> TASK TO COMPLETE: Check each line of the listing below for the string "taniej", and give only how many lines hold it.

Start LISTED RECORDS

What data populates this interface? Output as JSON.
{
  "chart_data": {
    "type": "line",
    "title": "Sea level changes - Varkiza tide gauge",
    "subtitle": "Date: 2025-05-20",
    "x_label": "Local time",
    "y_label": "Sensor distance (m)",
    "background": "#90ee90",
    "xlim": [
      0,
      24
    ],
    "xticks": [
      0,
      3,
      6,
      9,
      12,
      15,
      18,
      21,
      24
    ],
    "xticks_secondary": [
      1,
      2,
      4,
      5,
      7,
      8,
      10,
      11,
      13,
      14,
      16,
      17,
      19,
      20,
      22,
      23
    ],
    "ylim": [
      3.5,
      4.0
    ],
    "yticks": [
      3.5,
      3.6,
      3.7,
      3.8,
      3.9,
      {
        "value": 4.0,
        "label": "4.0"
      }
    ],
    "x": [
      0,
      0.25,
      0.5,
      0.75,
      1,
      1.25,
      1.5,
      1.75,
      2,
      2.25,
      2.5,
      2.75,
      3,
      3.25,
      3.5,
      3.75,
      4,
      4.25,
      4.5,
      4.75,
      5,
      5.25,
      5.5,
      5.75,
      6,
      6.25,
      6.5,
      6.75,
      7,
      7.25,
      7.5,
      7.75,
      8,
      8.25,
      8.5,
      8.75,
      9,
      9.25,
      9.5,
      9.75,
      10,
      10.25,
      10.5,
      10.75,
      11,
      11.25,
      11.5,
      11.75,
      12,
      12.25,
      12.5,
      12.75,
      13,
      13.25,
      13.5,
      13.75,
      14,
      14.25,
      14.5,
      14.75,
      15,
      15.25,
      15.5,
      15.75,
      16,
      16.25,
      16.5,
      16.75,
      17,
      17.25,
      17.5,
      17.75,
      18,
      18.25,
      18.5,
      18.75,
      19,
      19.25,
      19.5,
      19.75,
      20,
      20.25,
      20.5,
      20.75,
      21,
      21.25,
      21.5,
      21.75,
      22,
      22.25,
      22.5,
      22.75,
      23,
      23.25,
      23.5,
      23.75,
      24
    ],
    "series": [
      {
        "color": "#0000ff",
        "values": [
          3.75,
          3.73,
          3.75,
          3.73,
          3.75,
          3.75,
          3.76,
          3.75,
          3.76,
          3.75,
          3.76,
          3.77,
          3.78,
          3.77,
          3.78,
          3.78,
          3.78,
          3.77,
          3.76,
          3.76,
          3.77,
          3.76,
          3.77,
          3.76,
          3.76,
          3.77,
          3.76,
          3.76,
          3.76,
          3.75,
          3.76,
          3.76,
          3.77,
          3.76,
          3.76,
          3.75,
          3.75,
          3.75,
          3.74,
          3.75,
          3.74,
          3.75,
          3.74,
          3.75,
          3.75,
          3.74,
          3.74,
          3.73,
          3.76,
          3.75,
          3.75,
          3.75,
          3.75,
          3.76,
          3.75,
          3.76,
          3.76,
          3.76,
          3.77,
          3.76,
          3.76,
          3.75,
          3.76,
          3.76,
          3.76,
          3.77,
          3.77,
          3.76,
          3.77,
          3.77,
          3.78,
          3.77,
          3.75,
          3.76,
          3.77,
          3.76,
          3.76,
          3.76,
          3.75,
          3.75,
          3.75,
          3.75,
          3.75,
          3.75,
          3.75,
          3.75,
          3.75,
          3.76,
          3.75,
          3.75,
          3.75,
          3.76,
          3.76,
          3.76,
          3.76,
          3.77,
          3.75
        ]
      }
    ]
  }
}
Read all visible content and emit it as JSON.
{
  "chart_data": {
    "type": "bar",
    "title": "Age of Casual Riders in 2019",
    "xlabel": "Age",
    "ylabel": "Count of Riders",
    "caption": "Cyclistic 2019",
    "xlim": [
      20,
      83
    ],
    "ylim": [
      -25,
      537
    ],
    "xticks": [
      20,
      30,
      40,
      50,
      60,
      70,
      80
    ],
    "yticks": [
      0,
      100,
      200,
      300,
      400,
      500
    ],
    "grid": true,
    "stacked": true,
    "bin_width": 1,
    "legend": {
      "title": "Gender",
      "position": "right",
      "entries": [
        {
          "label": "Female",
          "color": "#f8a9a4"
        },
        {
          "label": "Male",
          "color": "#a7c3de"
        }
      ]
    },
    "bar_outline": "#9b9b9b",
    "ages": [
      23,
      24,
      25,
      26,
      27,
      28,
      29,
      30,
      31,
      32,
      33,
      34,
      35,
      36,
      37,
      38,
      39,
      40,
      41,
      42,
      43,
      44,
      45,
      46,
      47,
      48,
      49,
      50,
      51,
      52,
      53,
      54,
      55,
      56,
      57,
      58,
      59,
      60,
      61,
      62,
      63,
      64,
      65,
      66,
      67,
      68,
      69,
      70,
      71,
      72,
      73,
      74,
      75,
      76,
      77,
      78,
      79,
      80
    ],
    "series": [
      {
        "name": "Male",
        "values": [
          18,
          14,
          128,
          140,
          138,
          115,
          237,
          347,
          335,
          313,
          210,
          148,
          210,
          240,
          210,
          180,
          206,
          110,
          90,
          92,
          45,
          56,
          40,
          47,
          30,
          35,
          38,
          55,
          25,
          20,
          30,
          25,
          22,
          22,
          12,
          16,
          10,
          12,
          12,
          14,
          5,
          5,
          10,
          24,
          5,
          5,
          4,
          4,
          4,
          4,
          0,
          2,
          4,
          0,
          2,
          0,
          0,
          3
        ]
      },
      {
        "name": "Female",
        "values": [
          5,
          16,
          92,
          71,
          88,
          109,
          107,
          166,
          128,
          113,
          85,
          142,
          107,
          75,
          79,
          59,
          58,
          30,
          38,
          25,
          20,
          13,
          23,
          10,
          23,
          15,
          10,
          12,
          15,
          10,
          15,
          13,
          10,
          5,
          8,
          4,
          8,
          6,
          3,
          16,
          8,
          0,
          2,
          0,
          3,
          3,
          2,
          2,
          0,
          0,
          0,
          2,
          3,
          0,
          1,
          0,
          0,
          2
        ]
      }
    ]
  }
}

End LISTED RECORDS
Start LISTED RECORDS

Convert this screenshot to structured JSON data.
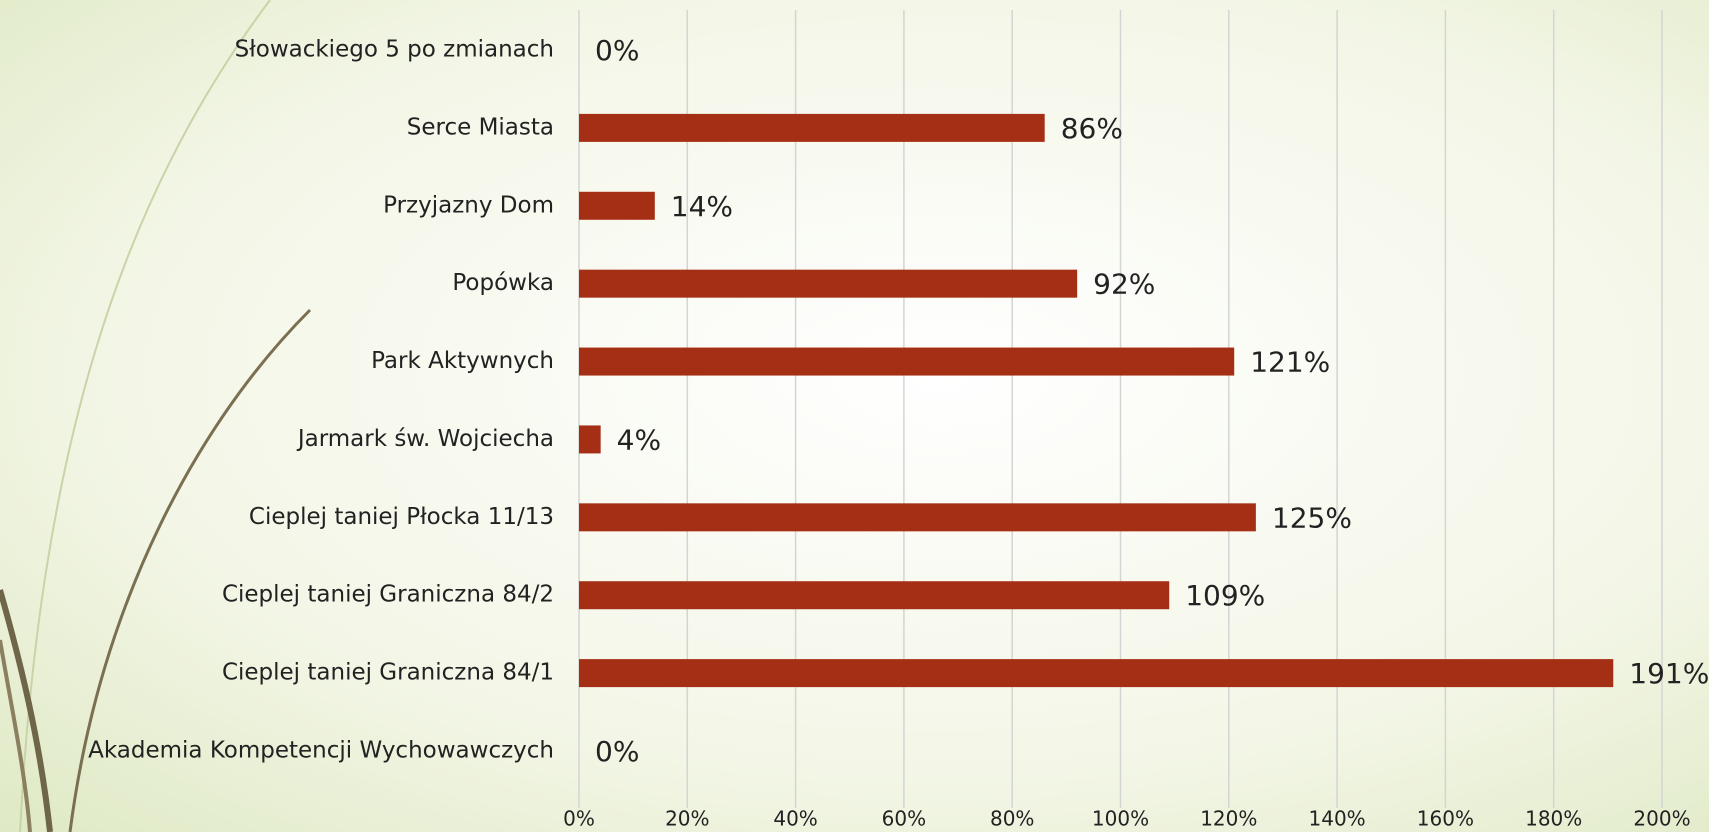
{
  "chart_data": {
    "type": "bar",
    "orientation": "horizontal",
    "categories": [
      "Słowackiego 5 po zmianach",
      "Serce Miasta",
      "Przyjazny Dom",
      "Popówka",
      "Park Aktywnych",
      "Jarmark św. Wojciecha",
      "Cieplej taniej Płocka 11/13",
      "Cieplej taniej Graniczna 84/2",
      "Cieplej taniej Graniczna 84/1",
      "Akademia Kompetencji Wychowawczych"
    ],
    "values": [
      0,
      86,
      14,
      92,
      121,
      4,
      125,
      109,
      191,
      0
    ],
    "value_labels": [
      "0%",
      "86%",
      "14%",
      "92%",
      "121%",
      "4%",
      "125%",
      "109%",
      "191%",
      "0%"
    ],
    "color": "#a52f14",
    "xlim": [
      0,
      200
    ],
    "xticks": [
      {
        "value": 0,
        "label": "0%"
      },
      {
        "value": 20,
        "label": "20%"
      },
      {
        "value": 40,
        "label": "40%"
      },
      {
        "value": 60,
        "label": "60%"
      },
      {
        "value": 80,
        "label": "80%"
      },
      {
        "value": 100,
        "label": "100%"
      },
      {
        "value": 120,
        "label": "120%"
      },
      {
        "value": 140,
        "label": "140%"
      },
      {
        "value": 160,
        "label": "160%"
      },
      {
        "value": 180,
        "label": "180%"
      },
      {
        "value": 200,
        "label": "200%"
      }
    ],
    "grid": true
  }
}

End LISTED RECORDS

> RESULT FOR THIS TASK: 3